### Task goal
All of the records below need to be copied exactly.

Items from a dataset:
____________________

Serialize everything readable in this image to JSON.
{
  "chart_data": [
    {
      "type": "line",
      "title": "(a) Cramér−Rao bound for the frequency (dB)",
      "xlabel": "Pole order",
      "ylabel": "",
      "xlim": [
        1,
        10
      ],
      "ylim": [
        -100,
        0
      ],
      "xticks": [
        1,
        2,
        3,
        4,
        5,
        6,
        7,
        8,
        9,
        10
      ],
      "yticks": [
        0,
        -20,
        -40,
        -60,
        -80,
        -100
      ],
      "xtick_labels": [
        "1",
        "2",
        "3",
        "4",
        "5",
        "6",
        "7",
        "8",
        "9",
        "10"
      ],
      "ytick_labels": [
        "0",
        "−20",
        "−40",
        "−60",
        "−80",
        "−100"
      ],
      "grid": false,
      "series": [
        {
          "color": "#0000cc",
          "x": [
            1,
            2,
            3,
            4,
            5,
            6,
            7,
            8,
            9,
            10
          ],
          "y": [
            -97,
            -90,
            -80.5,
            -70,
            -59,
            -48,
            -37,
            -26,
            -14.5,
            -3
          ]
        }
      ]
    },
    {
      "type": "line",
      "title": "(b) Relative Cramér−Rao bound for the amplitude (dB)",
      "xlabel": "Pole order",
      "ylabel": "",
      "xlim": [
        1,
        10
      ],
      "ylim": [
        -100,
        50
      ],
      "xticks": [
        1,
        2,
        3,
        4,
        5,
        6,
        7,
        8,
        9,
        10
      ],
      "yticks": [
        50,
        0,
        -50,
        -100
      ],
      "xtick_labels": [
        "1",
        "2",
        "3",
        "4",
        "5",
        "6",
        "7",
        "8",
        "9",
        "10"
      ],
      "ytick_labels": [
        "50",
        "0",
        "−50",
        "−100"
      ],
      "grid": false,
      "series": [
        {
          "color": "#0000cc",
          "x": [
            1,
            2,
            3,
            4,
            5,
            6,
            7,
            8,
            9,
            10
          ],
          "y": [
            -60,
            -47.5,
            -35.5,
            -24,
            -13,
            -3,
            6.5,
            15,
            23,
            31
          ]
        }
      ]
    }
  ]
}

____________________

### Exercise answer
Serialize everything readable in this image to JSON.
{
  "chart_data": [
    {
      "type": "line",
      "title": "(a) Cramér−Rao bound for the frequency (dB)",
      "xlabel": "Pole order",
      "ylabel": "",
      "xlim": [
        1,
        10
      ],
      "ylim": [
        -100,
        0
      ],
      "xticks": [
        1,
        2,
        3,
        4,
        5,
        6,
        7,
        8,
        9,
        10
      ],
      "yticks": [
        0,
        -20,
        -40,
        -60,
        -80,
        -100
      ],
      "xtick_labels": [
        "1",
        "2",
        "3",
        "4",
        "5",
        "6",
        "7",
        "8",
        "9",
        "10"
      ],
      "ytick_labels": [
        "0",
        "−20",
        "−40",
        "−60",
        "−80",
        "−100"
      ],
      "grid": false,
      "series": [
        {
          "color": "#0000cc",
          "x": [
            1,
            2,
            3,
            4,
            5,
            6,
            7,
            8,
            9,
            10
          ],
          "y": [
            -97,
            -90,
            -80.5,
            -70,
            -59,
            -48,
            -37,
            -26,
            -14.5,
            -3
          ]
        }
      ]
    },
    {
      "type": "line",
      "title": "(b) Relative Cramér−Rao bound for the amplitude (dB)",
      "xlabel": "Pole order",
      "ylabel": "",
      "xlim": [
        1,
        10
      ],
      "ylim": [
        -100,
        50
      ],
      "xticks": [
        1,
        2,
        3,
        4,
        5,
        6,
        7,
        8,
        9,
        10
      ],
      "yticks": [
        50,
        0,
        -50,
        -100
      ],
      "xtick_labels": [
        "1",
        "2",
        "3",
        "4",
        "5",
        "6",
        "7",
        "8",
        "9",
        "10"
      ],
      "ytick_labels": [
        "50",
        "0",
        "−50",
        "−100"
      ],
      "grid": false,
      "series": [
        {
          "color": "#0000cc",
          "x": [
            1,
            2,
            3,
            4,
            5,
            6,
            7,
            8,
            9,
            10
          ],
          "y": [
            -60,
            -47.5,
            -35.5,
            -24,
            -13,
            -3,
            6.5,
            15,
            23,
            31
          ]
        }
      ]
    }
  ]
}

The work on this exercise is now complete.